Brief - Type out the complete listing below word for word, without its pictures.

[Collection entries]
-----
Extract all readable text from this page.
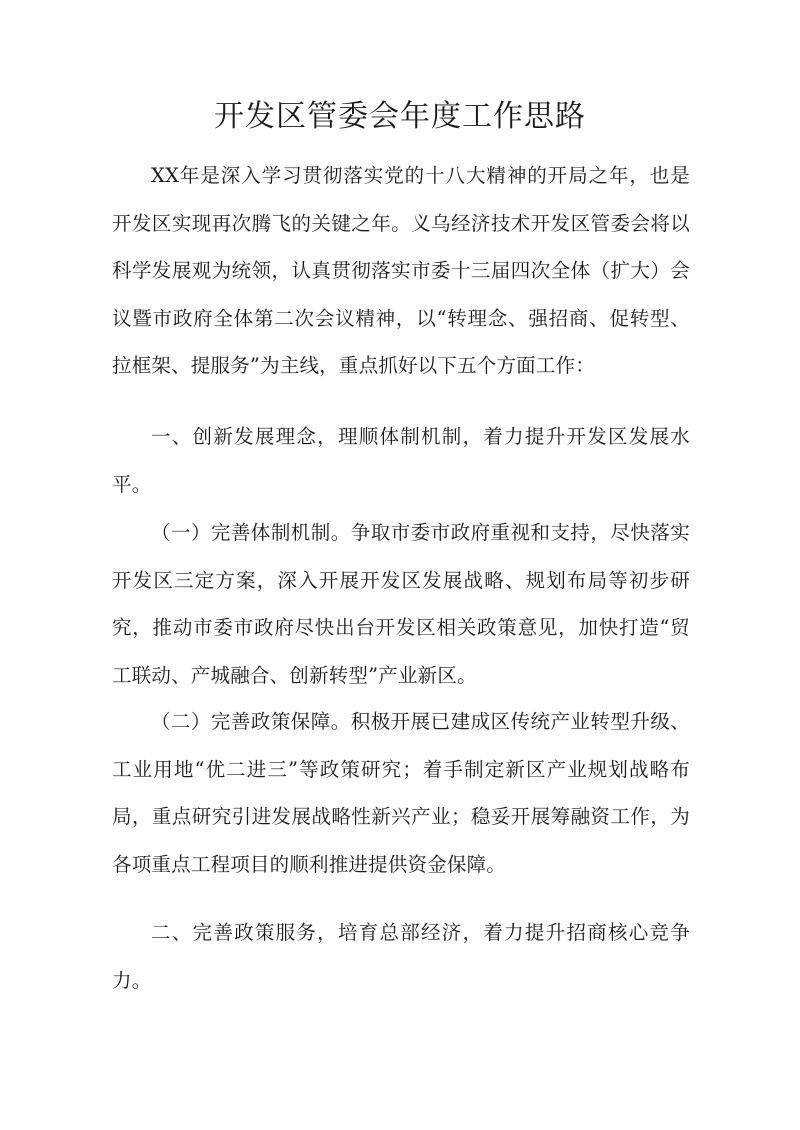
开发区管委会年度工作思路

XX年是深入学习贯彻落实党的十八大精神的开局之年，也是开发区实现再次腾飞的关键之年。义乌经济技术开发区管委会将以科学发展观为统领，认真贯彻落实市委十三届四次全体（扩大）会议暨市政府全体第二次会议精神，以“转理念、强招商、促转型、拉框架、提服务”为主线，重点抓好以下五个方面工作：

一、创新发展理念，理顺体制机制，着力提升开发区发展水平。

（一）完善体制机制。争取市委市政府重视和支持，尽快落实开发区三定方案，深入开展开发区发展战略、规划布局等初步研究，推动市委市政府尽快出台开发区相关政策意见，加快打造“贸工联动、产城融合、创新转型”产业新区。

（二）完善政策保障。积极开展已建成区传统产业转型升级、工业用地“优二进三”等政策研究；着手制定新区产业规划战略布局，重点研究引进发展战略性新兴产业；稳妥开展筹融资工作，为各项重点工程项目的顺利推进提供资金保障。

二、完善政策服务，培育总部经济，着力提升招商核心竞争力。
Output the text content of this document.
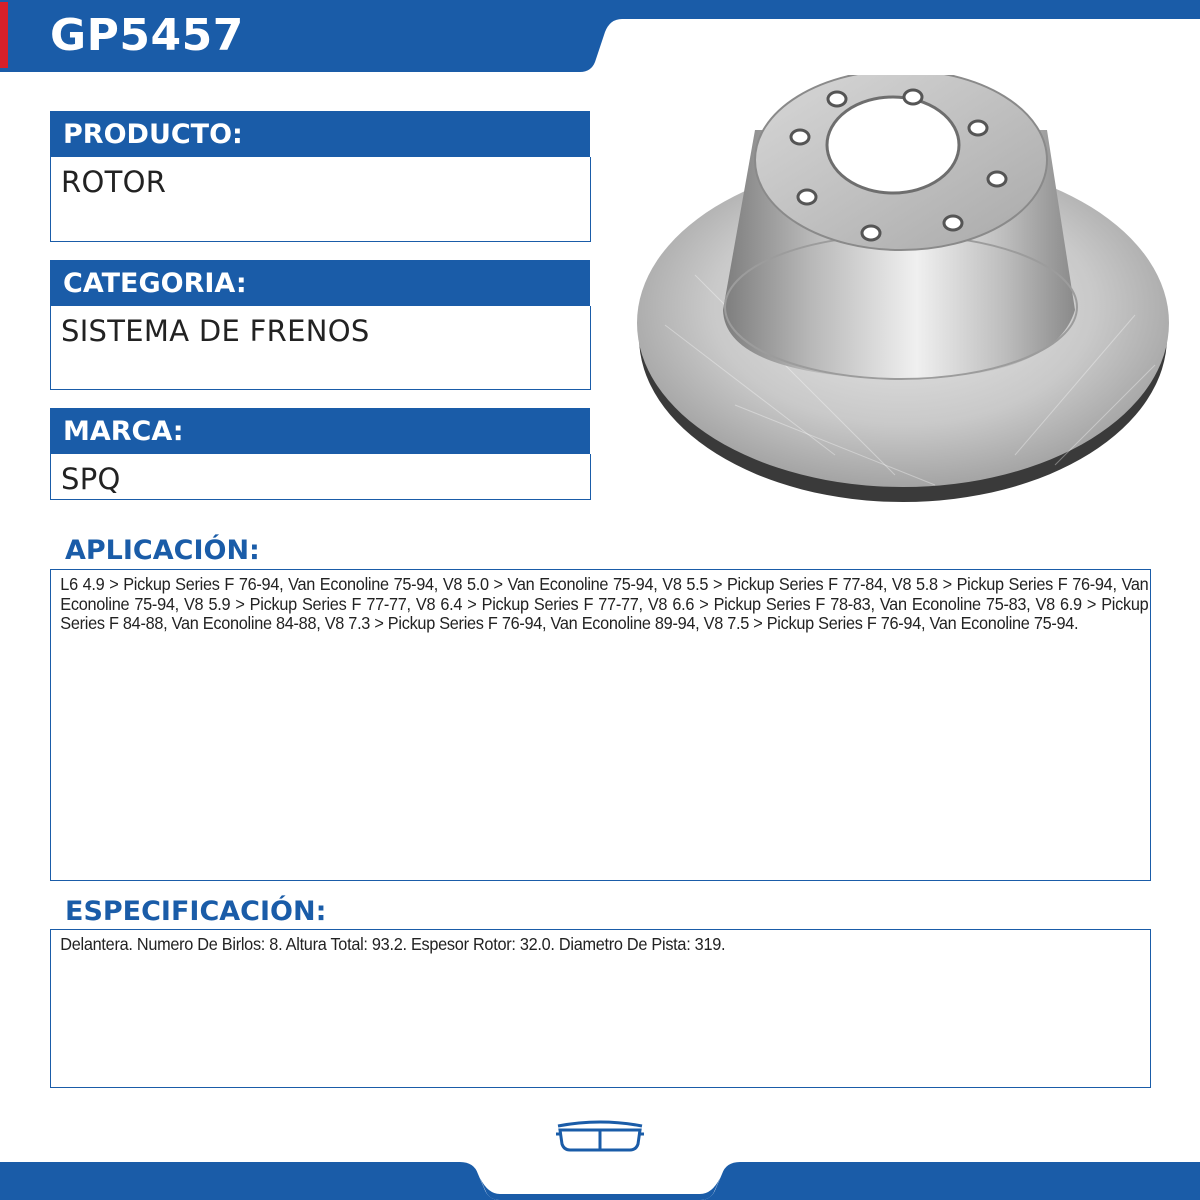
GP5457
PRODUCTO:
ROTOR
CATEGORIA:
SISTEMA DE FRENOS
MARCA:
SPQ
APLICACIÓN:

L6 4.9 > Pickup Series F 76-94, Van Econoline 75-94, V8 5.0 > Van Econoline 75-94, V8 5.5 > Pickup Series F 77-84, V8 5.8 > Pickup Series F 76-94, Van Econoline 75-94, V8 5.9 > Pickup Series F 77-77, V8 6.4 > Pickup Series F 77-77, V8 6.6 > Pickup Series F 78-83, Van Econoline 75-83, V8 6.9 > Pickup Series F 84-88, Van Econoline 84-88, V8 7.3 > Pickup Series F 76-94, Van Econoline 89-94, V8 7.5 > Pickup Series F 76-94, Van Econoline 75-94.

ESPECIFICACIÓN:

Delantera. Numero De Birlos: 8. Altura Total: 93.2. Espesor Rotor: 32.0. Diametro De Pista: 319.

FRENOS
-----
Final result -
Extract all readable text from this page.
开发区管委会年度工作思路

XX年是深入学习贯彻落实党的十八大精神的开局之年，也是开发区实现再次腾飞的关键之年。义乌经济技术开发区管委会将以科学发展观为统领，认真贯彻落实市委十三届四次全体（扩大）会议暨市政府全体第二次会议精神，以“转理念、强招商、促转型、拉框架、提服务”为主线，重点抓好以下五个方面工作：

一、创新发展理念，理顺体制机制，着力提升开发区发展水平。

（一）完善体制机制。争取市委市政府重视和支持，尽快落实开发区三定方案，深入开展开发区发展战略、规划布局等初步研究，推动市委市政府尽快出台开发区相关政策意见，加快打造“贸工联动、产城融合、创新转型”产业新区。

（二）完善政策保障。积极开展已建成区传统产业转型升级、工业用地“优二进三”等政策研究；着手制定新区产业规划战略布局，重点研究引进发展战略性新兴产业；稳妥开展筹融资工作，为各项重点工程项目的顺利推进提供资金保障。

二、完善政策服务，培育总部经济，着力提升招商核心竞争力。
Output the text content of this document.
GP5457
PRODUCTO:
ROTOR
CATEGORIA:
SISTEMA DE FRENOS
MARCA:
SPQ
APLICACIÓN:

L6 4.9 > Pickup Series F 76-94, Van Econoline 75-94, V8 5.0 > Van Econoline 75-94, V8 5.5 > Pickup Series F 77-84, V8 5.8 > Pickup Series F 76-94, Van Econoline 75-94, V8 5.9 > Pickup Series F 77-77, V8 6.4 > Pickup Series F 77-77, V8 6.6 > Pickup Series F 78-83, Van Econoline 75-83, V8 6.9 > Pickup Series F 84-88, Van Econoline 84-88, V8 7.3 > Pickup Series F 76-94, Van Econoline 89-94, V8 7.5 > Pickup Series F 76-94, Van Econoline 75-94.

ESPECIFICACIÓN:

Delantera. Numero De Birlos: 8. Altura Total: 93.2. Espesor Rotor: 32.0. Diametro De Pista: 319.

FRENOS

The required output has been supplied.